▸ **WHAT YOU HAVE TO DO**
An exact copy of all the data is required, with pictures left out.

# ENTRIES PROVIDED start

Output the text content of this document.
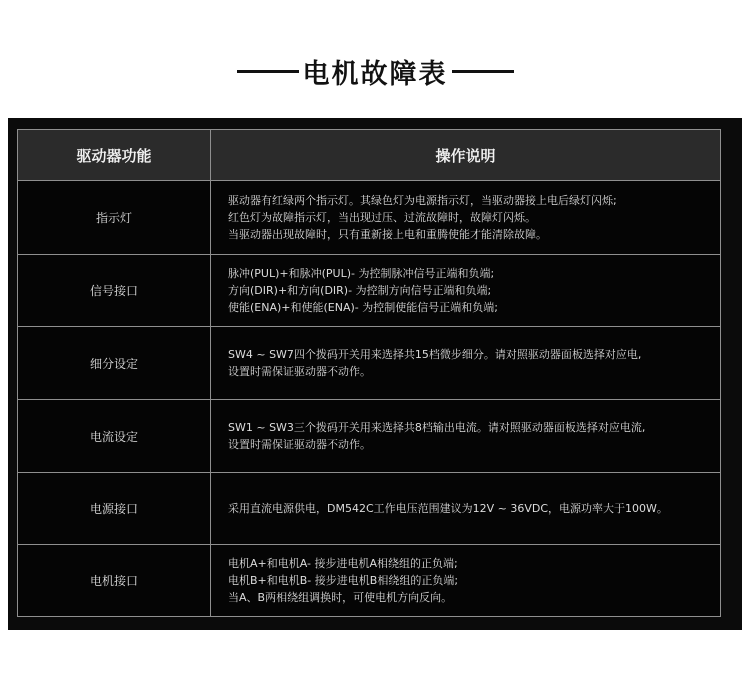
电机故障表
驱动器功能	操作说明
指示灯	驱动器有红绿两个指示灯。其绿色灯为电源指示灯，当驱动器接上电后绿灯闪烁;
红色灯为故障指示灯，当出现过压、过流故障时，故障灯闪烁。
当驱动器出现故障时，只有重新接上电和重腾使能才能清除故障。

信号接口	脉冲(PUL)+和脉冲(PUL)- 为控制脉冲信号正端和负端;
方向(DIR)+和方向(DIR)- 为控制方向信号正端和负端;
使能(ENA)+和使能(ENA)- 为控制使能信号正端和负端;

细分设定	SW4 ~ SW7四个拨码开关用来选择共15档微步细分。请对照驱动器面板选择对应电,
设置时需保证驱动器不动作。

电流设定	SW1 ~ SW3三个拨码开关用来选择共8档输出电流。请对照驱动器面板选择对应电流,
设置时需保证驱动器不动作。

电源接口	采用直流电源供电，DM542C工作电压范围建议为12V ~ 36VDC，电源功率大于100W。

电机接口	电机A+和电机A- 接步进电机A相绕组的正负端;
电机B+和电机B- 接步进电机B相绕组的正负端;
当A、B两相绕组调换时，可使电机方向反向。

# ENTRIES PROVIDED end

▸ **EXERCISE ANSWER**
Output the text content of this document.
电机故障表
驱动器功能	操作说明
指示灯	驱动器有红绿两个指示灯。其绿色灯为电源指示灯，当驱动器接上电后绿灯闪烁;
红色灯为故障指示灯，当出现过压、过流故障时，故障灯闪烁。
当驱动器出现故障时，只有重新接上电和重腾使能才能清除故障。

信号接口	脉冲(PUL)+和脉冲(PUL)- 为控制脉冲信号正端和负端;
方向(DIR)+和方向(DIR)- 为控制方向信号正端和负端;
使能(ENA)+和使能(ENA)- 为控制使能信号正端和负端;

细分设定	SW4 ~ SW7四个拨码开关用来选择共15档微步细分。请对照驱动器面板选择对应电,
设置时需保证驱动器不动作。

电流设定	SW1 ~ SW3三个拨码开关用来选择共8档输出电流。请对照驱动器面板选择对应电流,
设置时需保证驱动器不动作。

电源接口	采用直流电源供电，DM542C工作电压范围建议为12V ~ 36VDC，电源功率大于100W。

电机接口	电机A+和电机A- 接步进电机A相绕组的正负端;
电机B+和电机B- 接步进电机B相绕组的正负端;
当A、B两相绕组调换时，可使电机方向反向。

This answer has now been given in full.